Extracted records
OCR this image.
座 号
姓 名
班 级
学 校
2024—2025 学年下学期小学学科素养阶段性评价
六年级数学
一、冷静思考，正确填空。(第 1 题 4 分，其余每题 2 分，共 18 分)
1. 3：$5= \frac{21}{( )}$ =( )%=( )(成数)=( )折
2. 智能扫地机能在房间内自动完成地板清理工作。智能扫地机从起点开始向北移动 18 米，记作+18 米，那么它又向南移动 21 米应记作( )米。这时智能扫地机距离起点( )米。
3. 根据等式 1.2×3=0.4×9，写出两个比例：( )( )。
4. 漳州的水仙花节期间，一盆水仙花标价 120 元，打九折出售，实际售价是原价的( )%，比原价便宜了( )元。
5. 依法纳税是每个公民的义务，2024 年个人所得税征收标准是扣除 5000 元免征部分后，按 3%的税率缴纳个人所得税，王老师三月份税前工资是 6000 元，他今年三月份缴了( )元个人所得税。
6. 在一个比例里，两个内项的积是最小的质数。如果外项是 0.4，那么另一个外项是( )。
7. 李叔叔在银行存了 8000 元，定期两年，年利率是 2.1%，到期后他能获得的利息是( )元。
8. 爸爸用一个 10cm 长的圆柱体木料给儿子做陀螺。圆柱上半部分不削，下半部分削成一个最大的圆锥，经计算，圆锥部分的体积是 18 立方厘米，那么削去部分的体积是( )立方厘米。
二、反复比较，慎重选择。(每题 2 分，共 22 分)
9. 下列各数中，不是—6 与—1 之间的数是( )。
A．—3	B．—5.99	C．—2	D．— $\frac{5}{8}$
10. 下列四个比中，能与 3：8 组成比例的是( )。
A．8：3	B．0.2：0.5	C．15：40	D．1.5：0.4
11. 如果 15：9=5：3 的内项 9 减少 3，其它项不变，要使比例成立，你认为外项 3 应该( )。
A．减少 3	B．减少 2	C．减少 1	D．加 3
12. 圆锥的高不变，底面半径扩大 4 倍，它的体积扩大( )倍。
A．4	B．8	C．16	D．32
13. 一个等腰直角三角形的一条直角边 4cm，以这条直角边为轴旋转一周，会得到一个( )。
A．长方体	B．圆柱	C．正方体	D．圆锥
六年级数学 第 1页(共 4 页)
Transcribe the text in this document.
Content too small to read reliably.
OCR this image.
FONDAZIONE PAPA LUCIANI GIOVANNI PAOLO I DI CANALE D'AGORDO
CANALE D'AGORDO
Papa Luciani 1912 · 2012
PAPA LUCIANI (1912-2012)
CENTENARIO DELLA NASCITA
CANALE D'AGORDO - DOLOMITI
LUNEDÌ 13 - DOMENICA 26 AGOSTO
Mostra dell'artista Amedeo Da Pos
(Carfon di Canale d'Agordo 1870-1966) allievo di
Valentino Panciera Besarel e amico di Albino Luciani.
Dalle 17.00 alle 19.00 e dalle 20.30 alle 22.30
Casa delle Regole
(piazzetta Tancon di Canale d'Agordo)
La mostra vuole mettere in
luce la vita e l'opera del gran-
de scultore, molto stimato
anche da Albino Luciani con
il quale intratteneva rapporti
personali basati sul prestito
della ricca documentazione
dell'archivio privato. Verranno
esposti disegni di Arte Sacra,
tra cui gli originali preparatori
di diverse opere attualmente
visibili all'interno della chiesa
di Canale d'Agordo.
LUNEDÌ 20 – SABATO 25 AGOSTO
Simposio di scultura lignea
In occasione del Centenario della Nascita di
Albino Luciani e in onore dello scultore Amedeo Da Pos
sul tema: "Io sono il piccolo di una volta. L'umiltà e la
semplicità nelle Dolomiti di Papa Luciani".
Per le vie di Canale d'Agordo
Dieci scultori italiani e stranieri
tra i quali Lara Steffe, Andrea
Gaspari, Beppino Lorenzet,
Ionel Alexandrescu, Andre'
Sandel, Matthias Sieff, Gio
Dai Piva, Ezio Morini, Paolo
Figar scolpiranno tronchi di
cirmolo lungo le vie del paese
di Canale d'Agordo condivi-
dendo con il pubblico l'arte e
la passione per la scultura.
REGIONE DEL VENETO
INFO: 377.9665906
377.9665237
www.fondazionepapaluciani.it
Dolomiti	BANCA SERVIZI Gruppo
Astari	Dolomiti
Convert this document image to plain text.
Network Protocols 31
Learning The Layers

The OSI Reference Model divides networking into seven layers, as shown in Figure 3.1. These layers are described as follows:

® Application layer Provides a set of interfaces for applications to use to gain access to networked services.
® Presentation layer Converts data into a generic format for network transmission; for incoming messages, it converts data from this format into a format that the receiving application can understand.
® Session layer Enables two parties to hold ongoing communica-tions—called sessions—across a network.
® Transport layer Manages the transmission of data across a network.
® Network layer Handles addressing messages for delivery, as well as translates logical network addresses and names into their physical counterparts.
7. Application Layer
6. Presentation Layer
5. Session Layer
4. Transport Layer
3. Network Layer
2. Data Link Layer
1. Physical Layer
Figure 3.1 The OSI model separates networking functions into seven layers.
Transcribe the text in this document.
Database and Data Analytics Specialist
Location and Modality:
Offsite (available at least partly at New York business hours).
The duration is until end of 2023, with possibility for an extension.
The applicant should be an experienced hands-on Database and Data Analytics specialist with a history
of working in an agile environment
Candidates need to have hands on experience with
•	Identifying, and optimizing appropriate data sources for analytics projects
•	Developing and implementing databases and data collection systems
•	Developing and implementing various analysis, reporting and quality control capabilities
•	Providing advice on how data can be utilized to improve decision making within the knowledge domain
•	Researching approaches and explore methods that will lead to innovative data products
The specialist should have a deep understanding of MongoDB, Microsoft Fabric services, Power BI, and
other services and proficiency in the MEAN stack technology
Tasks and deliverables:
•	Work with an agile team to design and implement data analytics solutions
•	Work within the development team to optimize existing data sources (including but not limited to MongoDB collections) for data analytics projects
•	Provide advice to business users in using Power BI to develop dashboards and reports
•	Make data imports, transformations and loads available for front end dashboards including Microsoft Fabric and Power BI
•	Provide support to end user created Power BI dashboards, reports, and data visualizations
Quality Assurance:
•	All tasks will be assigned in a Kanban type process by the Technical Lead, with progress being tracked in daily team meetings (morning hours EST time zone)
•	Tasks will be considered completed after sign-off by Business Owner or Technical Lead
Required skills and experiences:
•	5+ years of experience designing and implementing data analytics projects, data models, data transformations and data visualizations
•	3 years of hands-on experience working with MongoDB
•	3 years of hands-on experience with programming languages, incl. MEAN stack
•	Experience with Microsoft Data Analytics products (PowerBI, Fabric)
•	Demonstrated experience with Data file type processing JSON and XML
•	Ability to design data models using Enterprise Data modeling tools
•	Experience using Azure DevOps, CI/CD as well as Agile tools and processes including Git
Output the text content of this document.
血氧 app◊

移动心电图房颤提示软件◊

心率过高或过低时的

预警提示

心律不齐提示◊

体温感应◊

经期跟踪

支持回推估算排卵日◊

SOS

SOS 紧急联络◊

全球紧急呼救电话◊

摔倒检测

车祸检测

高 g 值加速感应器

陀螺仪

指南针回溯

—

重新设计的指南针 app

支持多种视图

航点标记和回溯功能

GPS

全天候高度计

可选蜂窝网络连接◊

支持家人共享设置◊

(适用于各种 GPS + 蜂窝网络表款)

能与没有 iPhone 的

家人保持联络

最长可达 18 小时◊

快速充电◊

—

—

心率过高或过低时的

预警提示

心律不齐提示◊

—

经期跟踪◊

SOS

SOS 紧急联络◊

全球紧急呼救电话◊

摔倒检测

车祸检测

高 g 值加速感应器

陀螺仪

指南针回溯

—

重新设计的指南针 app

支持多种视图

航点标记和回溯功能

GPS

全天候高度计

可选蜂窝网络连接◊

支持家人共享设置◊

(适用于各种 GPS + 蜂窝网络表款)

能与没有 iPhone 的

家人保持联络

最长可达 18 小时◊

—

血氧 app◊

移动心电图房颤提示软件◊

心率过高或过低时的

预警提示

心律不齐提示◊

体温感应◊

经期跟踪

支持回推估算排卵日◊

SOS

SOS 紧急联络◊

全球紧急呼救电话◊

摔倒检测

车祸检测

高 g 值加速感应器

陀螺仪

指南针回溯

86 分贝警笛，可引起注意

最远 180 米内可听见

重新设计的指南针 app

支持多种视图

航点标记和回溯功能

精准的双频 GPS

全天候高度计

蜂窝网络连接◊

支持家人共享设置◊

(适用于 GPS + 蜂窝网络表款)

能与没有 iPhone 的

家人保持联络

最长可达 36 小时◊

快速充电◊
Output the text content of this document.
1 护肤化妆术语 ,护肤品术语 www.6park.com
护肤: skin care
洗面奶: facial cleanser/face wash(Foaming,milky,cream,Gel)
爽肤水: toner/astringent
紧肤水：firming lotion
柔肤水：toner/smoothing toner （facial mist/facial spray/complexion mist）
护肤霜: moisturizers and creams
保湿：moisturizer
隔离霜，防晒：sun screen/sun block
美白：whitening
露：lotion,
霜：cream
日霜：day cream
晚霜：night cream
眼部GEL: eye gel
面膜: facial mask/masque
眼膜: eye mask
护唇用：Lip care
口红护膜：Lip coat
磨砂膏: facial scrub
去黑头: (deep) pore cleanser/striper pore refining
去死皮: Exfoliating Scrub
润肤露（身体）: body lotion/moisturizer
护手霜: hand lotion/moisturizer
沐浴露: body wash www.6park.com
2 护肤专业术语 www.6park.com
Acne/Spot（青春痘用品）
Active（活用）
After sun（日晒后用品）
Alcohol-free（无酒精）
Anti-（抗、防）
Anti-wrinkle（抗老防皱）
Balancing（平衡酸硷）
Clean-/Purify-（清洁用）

## Stated goal
Copy out every line holding the string "into".

## Output
The OSI Reference Model divides networking into seven layers, as shown in Figure 3.1. These layers are described as follows:
® Presentation layer Converts data into a generic format for network transmission; for incoming messages, it converts data from this format into a format that the receiving application can understand.
® Network layer Handles addressing messages for delivery, as well as translates logical network addresses and names into their physical counterparts.
Figure 3.1 The OSI model separates networking functions into seven layers.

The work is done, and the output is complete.